* _EXERCISE MATERIALS_
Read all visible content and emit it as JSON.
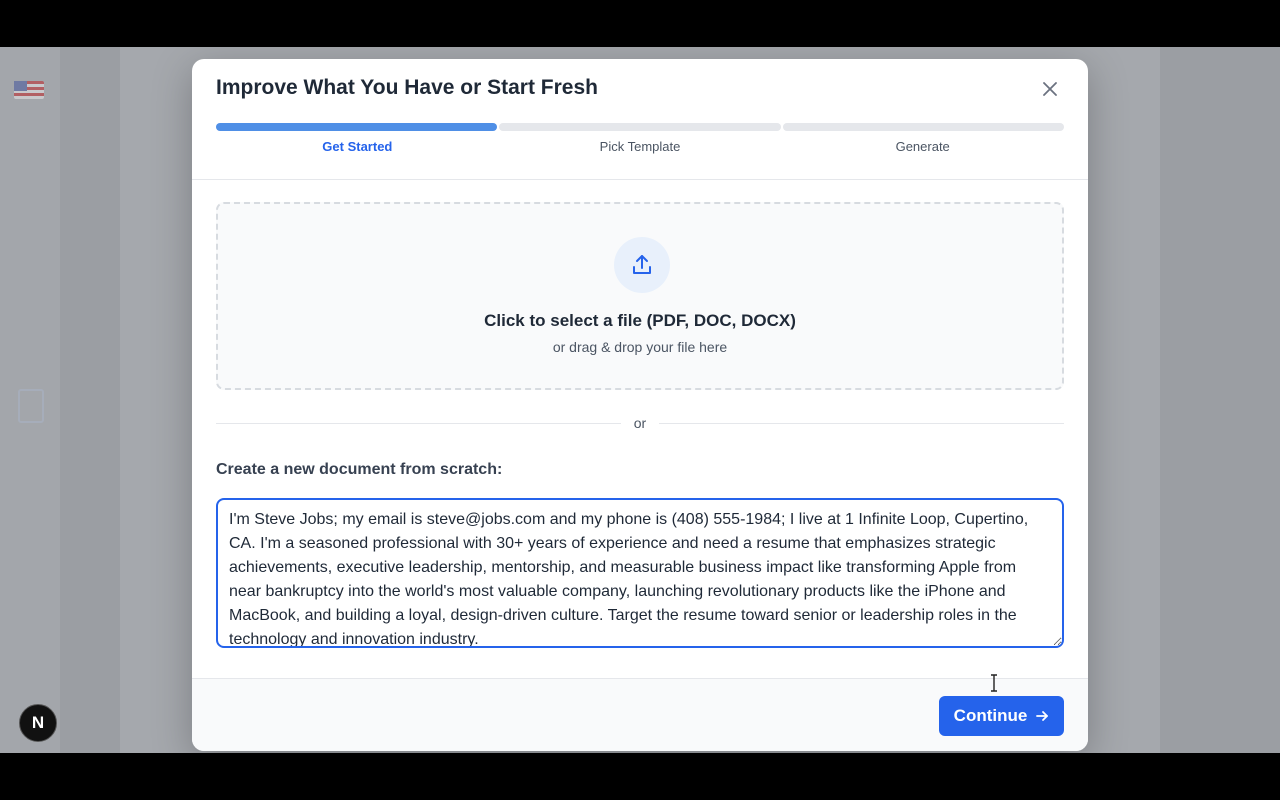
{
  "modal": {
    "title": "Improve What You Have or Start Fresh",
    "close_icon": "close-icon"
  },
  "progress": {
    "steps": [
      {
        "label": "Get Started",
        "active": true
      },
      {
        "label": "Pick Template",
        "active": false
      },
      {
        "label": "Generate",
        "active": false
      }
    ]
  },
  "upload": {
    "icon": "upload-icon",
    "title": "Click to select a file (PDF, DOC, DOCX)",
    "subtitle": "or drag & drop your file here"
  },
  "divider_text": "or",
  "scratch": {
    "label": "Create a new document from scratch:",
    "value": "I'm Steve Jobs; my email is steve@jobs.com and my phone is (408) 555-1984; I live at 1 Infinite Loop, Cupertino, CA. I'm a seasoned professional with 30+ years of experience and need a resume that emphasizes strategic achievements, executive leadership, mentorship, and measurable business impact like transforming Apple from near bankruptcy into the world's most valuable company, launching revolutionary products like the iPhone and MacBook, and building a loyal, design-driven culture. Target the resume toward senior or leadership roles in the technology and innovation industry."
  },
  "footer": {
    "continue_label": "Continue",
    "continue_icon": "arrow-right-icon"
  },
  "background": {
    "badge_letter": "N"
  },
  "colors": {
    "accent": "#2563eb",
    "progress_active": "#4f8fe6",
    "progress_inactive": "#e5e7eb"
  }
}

...

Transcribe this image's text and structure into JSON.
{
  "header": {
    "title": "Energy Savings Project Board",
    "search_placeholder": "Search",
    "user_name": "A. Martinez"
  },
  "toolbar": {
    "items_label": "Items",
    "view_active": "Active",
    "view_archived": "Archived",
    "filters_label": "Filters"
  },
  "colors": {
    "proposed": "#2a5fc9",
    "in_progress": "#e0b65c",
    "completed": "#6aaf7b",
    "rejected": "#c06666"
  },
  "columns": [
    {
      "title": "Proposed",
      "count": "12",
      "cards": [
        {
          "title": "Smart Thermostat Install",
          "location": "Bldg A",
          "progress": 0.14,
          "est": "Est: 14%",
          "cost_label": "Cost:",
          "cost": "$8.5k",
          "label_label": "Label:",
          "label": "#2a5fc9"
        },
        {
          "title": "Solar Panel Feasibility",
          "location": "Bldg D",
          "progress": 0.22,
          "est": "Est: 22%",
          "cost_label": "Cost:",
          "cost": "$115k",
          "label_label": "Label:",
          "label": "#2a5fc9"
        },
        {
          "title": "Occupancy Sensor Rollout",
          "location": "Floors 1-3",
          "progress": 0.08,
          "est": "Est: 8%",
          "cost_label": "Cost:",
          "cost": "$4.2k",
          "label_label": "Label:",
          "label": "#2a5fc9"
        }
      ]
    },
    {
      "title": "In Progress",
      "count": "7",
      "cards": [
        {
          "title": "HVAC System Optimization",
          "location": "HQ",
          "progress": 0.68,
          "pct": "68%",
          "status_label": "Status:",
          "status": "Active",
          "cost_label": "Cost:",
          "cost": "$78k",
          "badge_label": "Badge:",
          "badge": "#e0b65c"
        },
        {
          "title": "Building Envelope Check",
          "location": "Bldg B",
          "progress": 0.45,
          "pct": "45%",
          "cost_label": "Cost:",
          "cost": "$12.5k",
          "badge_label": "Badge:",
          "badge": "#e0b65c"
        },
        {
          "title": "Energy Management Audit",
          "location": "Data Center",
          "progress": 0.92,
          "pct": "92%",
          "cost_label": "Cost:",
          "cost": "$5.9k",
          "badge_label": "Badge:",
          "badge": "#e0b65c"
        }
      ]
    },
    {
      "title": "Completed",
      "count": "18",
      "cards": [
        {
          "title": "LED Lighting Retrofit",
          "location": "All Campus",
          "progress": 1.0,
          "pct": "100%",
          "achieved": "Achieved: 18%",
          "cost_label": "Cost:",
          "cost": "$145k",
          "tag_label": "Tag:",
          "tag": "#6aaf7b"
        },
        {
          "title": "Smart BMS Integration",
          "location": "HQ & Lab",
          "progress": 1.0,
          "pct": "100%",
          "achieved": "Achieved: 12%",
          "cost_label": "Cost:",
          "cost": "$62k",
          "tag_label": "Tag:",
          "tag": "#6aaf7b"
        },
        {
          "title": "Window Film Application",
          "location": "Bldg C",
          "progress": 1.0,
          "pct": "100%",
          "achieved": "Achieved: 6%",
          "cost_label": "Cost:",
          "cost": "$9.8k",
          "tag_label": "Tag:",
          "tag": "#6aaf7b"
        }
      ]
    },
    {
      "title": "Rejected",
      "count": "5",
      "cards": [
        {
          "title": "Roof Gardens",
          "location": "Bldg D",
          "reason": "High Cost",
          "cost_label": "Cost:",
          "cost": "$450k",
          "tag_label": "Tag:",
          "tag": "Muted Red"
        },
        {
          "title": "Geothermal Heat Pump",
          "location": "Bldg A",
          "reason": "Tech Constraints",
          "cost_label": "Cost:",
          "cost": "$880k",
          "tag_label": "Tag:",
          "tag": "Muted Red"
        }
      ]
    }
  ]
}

* _WHAT IS REQUIRED_
Work out the number of lines above that include the string "Energy" and write only that number.

* _SOLUTION FOR THIS EXERCISE_
2